Exercise objective -
Copy out each line in the material below that has the word "title".
** START OF Material provided **
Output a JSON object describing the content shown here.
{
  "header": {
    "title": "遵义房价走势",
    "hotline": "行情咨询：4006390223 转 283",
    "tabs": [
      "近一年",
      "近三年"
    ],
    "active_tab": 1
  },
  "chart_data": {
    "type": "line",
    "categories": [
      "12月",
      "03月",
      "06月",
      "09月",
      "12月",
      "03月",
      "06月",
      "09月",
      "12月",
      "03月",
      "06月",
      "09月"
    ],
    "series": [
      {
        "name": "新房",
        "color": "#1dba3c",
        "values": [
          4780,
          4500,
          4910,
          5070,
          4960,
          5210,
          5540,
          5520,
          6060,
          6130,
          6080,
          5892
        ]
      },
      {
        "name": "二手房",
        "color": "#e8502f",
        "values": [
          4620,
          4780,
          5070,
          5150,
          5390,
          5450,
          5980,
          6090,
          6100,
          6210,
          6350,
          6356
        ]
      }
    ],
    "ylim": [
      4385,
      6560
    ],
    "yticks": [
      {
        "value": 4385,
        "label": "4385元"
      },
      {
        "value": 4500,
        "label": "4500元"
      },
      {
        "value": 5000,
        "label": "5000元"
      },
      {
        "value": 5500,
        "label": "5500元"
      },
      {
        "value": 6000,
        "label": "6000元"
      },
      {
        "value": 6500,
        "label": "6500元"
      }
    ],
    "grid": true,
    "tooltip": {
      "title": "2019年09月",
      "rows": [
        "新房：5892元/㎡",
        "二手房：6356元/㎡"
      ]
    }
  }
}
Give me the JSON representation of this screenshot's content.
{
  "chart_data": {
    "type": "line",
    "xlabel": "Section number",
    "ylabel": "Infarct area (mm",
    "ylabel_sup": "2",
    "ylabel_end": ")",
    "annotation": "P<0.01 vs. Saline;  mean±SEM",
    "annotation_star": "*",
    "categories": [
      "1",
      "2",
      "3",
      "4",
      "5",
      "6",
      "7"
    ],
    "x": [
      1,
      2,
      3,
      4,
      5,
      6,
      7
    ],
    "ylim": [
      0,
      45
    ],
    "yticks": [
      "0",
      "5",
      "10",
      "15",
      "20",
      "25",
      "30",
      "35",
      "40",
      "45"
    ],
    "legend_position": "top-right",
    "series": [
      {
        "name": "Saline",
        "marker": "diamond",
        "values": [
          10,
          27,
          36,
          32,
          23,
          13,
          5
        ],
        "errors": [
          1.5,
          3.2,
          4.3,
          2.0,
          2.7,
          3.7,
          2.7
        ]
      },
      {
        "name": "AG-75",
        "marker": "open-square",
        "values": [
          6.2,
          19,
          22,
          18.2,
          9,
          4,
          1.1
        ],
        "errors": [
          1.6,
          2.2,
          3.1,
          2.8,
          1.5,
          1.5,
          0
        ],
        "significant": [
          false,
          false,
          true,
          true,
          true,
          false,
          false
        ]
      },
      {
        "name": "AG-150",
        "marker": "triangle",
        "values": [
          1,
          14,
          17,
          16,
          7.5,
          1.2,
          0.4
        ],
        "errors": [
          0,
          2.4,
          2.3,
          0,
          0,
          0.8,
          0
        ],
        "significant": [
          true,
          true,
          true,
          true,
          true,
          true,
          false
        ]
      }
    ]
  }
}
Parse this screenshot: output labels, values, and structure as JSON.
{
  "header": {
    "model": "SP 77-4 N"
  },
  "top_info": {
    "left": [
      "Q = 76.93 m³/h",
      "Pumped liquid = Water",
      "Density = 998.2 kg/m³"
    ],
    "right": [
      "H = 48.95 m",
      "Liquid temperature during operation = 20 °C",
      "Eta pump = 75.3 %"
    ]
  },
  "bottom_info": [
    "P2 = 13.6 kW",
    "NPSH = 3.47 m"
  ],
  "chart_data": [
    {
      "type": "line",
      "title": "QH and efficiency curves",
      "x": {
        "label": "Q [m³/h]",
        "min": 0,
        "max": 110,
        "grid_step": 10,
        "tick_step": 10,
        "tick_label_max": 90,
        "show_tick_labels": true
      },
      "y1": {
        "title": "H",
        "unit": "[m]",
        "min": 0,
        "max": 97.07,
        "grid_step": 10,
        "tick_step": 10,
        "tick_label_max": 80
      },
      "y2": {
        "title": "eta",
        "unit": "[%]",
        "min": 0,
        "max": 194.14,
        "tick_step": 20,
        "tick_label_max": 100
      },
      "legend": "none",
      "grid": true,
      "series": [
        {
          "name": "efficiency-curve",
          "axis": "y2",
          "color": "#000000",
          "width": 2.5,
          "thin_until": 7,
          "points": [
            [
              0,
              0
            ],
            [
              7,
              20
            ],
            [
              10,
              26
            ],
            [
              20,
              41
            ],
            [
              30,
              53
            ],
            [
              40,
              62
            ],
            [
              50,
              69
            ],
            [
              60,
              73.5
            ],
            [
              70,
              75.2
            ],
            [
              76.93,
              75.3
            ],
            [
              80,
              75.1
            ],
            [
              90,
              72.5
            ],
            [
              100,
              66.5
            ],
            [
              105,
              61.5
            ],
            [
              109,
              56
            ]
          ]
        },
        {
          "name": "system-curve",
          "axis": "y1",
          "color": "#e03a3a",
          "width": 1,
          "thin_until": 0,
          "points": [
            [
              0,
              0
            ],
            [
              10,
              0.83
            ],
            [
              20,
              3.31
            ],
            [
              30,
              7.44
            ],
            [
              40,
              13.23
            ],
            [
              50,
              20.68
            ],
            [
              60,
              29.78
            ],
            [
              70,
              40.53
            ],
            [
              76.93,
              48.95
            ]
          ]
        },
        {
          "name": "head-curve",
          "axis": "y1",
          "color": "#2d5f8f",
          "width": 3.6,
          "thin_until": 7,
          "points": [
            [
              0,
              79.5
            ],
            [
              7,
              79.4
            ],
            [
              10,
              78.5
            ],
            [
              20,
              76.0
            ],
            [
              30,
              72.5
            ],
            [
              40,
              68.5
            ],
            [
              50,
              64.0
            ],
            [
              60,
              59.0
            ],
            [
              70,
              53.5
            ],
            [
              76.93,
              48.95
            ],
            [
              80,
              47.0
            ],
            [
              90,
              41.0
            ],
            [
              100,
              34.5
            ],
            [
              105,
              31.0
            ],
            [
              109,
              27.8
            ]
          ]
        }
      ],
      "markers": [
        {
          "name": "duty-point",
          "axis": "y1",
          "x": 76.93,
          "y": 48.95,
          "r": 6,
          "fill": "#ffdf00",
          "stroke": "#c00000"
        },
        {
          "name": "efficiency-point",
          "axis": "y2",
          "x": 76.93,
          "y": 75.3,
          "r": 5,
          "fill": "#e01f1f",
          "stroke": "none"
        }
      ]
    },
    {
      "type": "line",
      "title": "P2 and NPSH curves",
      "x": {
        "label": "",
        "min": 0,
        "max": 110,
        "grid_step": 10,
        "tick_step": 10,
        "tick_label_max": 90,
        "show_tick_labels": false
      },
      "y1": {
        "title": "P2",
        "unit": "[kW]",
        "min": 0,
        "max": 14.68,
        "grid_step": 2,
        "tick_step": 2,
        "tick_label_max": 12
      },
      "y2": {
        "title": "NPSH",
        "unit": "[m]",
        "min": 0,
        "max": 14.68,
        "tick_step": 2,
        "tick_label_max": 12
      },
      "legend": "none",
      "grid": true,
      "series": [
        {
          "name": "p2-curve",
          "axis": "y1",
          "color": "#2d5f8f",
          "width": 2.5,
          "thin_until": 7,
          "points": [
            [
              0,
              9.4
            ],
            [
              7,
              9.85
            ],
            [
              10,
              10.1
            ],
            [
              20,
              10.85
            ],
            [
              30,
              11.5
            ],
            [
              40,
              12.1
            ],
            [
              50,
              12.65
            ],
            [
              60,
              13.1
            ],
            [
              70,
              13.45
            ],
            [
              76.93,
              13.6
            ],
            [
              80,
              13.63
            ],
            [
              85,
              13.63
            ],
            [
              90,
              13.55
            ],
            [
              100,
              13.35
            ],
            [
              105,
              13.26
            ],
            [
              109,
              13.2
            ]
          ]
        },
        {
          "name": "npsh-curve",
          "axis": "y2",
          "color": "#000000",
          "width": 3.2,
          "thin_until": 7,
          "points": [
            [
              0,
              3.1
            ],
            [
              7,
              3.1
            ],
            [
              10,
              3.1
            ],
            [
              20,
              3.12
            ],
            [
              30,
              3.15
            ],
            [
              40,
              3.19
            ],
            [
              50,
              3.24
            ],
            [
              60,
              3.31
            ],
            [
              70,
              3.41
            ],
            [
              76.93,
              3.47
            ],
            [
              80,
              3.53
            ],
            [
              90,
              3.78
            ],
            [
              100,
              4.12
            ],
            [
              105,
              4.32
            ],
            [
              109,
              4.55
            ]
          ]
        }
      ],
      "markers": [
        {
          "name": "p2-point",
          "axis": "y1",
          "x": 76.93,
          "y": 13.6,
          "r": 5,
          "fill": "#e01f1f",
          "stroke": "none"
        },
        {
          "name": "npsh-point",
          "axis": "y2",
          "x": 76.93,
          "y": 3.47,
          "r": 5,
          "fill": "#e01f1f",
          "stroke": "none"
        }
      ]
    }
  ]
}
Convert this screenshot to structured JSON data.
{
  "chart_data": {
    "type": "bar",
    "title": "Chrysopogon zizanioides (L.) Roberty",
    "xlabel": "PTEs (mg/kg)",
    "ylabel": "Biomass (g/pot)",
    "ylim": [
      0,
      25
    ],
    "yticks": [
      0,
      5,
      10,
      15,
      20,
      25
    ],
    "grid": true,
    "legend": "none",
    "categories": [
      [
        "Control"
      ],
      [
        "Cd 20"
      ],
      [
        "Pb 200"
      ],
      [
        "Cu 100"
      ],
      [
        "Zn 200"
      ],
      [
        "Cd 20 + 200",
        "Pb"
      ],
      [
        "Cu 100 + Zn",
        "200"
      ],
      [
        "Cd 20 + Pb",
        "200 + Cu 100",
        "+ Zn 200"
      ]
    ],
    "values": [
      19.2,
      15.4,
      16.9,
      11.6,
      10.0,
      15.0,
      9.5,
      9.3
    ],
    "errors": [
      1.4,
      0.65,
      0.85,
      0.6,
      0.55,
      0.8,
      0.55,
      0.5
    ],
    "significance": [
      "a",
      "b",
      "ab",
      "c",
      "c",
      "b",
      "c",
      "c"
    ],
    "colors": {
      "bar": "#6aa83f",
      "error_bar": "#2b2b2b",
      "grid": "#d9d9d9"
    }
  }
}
** END OF Material provided **
Correct response -
    "title": "遵义房价走势",
      "title": "2019年09月",
      "title": "QH and efficiency curves",
        "title": "H",
        "title": "eta",
      "title": "P2 and NPSH curves",
        "title": "P2",
        "title": "NPSH",
    "title": "Chrysopogon zizanioides (L.) Roberty",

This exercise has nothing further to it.